*Goal*: Extract and list every line that contains the word "remain".

*Available data*:
•••••

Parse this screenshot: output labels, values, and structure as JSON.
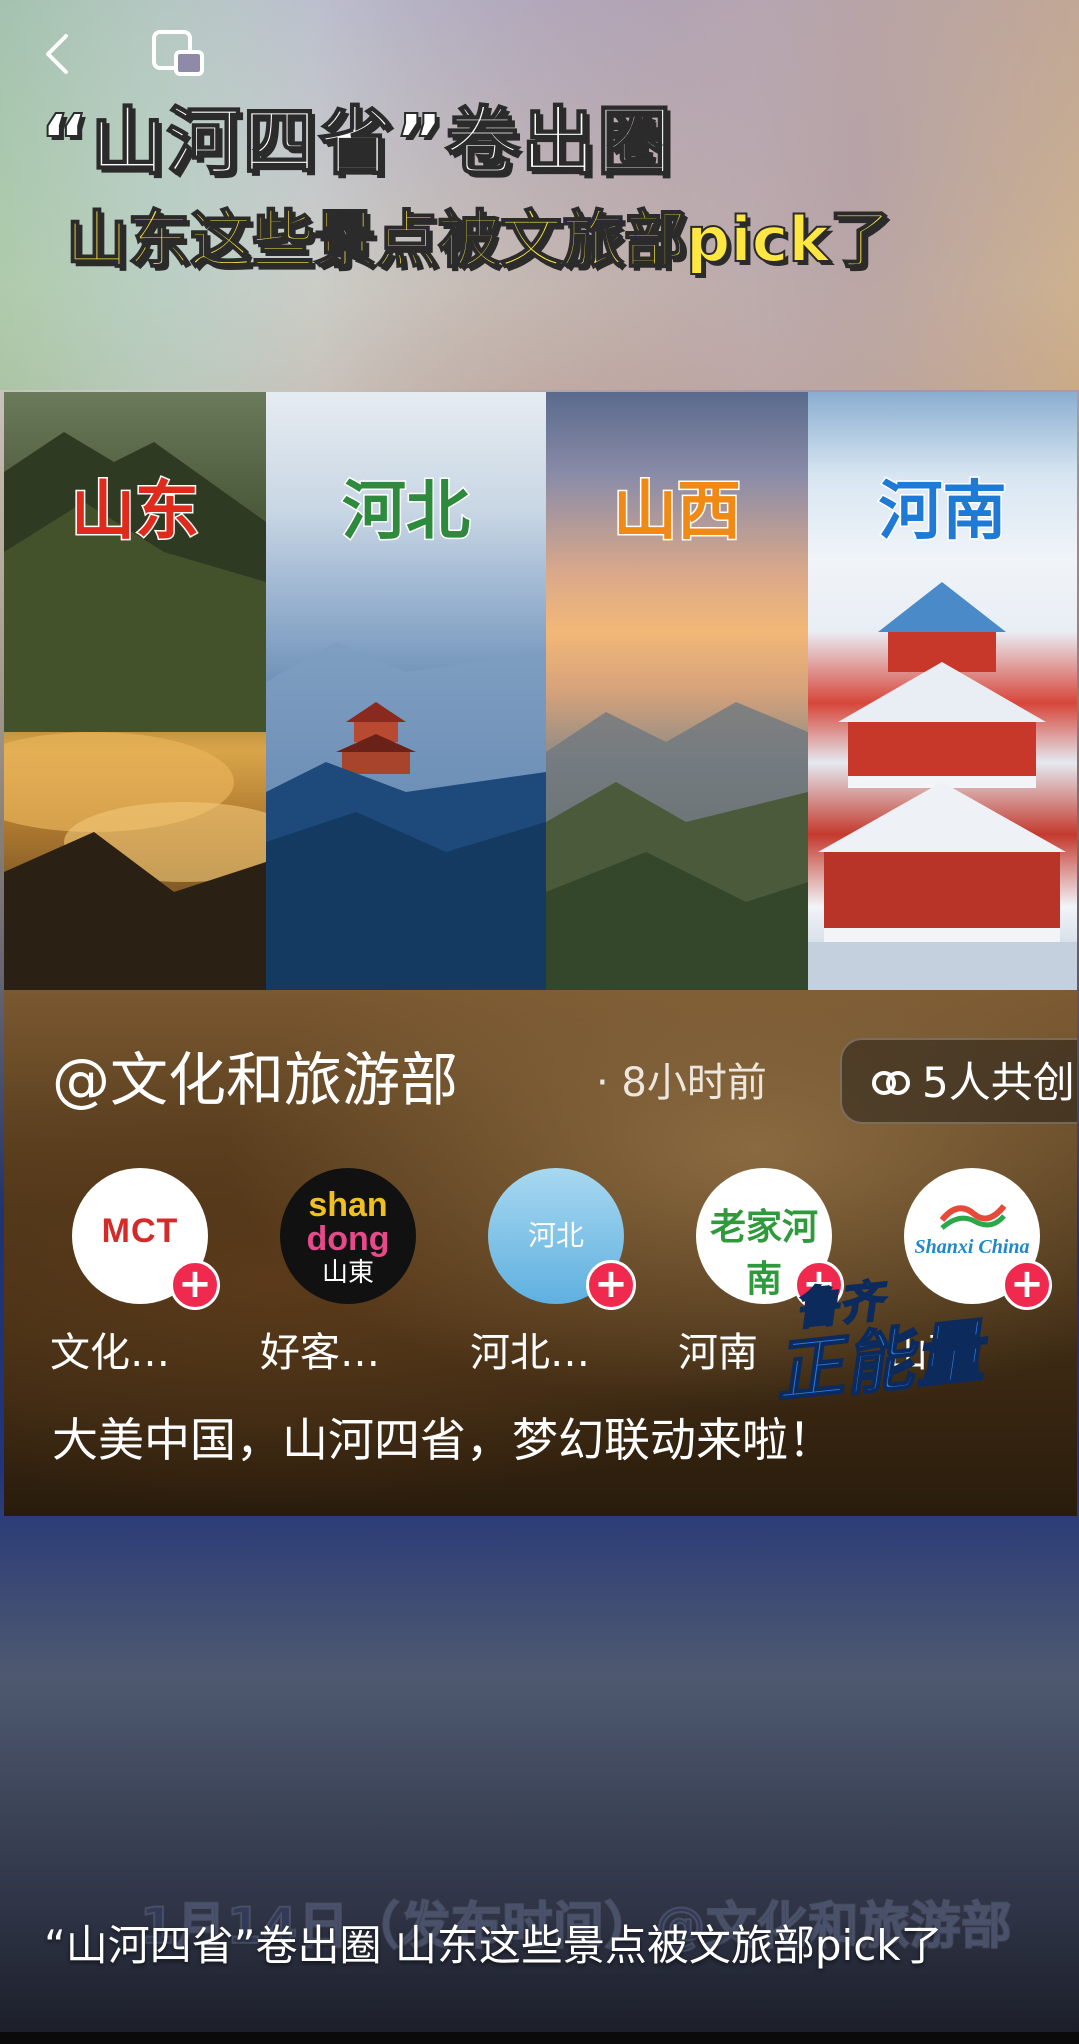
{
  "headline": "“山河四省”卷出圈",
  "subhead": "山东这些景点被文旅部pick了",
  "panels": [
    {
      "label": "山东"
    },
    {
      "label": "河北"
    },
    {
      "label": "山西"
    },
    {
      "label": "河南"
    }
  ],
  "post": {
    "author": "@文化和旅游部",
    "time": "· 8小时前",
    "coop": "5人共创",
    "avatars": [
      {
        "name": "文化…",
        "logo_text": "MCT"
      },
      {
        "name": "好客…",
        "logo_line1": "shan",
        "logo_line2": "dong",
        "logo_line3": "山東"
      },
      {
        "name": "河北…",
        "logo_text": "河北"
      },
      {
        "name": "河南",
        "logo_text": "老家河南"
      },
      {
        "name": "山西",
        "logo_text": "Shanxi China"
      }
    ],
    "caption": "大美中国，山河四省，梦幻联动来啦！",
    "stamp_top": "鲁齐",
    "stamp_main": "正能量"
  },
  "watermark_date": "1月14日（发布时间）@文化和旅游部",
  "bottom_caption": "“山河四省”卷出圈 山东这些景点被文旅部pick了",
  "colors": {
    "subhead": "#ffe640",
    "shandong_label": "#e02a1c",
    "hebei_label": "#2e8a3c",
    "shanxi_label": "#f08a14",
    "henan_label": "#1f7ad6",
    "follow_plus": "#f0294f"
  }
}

•••••

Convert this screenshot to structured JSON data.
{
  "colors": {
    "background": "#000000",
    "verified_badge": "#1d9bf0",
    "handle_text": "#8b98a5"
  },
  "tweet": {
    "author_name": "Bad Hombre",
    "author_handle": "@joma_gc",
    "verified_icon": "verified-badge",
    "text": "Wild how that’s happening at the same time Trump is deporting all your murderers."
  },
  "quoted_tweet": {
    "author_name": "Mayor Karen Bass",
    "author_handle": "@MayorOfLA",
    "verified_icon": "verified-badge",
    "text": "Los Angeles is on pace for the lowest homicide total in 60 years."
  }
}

•••••

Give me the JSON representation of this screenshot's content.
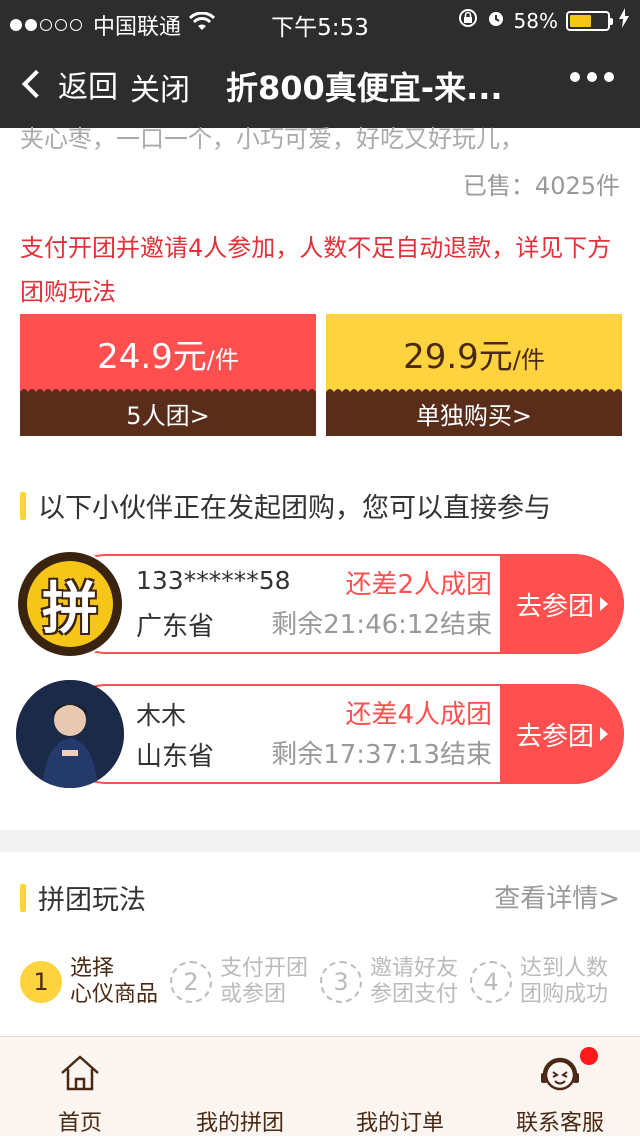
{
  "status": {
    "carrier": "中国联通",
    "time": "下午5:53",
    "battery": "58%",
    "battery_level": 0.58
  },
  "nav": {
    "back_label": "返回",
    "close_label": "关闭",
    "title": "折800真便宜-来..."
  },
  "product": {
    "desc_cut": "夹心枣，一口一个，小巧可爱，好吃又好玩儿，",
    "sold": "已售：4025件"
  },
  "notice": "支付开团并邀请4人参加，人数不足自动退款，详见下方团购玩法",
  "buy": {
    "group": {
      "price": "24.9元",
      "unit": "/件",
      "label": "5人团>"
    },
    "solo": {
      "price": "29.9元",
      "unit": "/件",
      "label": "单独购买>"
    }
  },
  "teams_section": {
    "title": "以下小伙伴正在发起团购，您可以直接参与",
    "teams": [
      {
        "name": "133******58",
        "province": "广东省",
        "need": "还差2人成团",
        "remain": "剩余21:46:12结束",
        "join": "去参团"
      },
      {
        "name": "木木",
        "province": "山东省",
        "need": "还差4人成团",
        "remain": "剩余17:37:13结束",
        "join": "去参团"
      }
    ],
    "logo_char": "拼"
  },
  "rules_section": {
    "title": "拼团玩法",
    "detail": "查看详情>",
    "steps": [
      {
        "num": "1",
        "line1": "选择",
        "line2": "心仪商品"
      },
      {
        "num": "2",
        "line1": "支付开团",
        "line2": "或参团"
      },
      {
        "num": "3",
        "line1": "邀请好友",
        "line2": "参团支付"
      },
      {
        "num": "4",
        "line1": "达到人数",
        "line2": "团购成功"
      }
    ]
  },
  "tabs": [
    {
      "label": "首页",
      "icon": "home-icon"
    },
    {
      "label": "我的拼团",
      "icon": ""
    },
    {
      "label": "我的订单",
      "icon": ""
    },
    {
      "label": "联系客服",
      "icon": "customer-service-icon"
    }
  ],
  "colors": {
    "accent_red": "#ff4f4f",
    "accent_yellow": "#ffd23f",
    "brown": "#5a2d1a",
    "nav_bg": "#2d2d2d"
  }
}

•••••

*The solution*:
        "remain": "剩余21:46:12结束",
        "remain": "剩余17:37:13结束",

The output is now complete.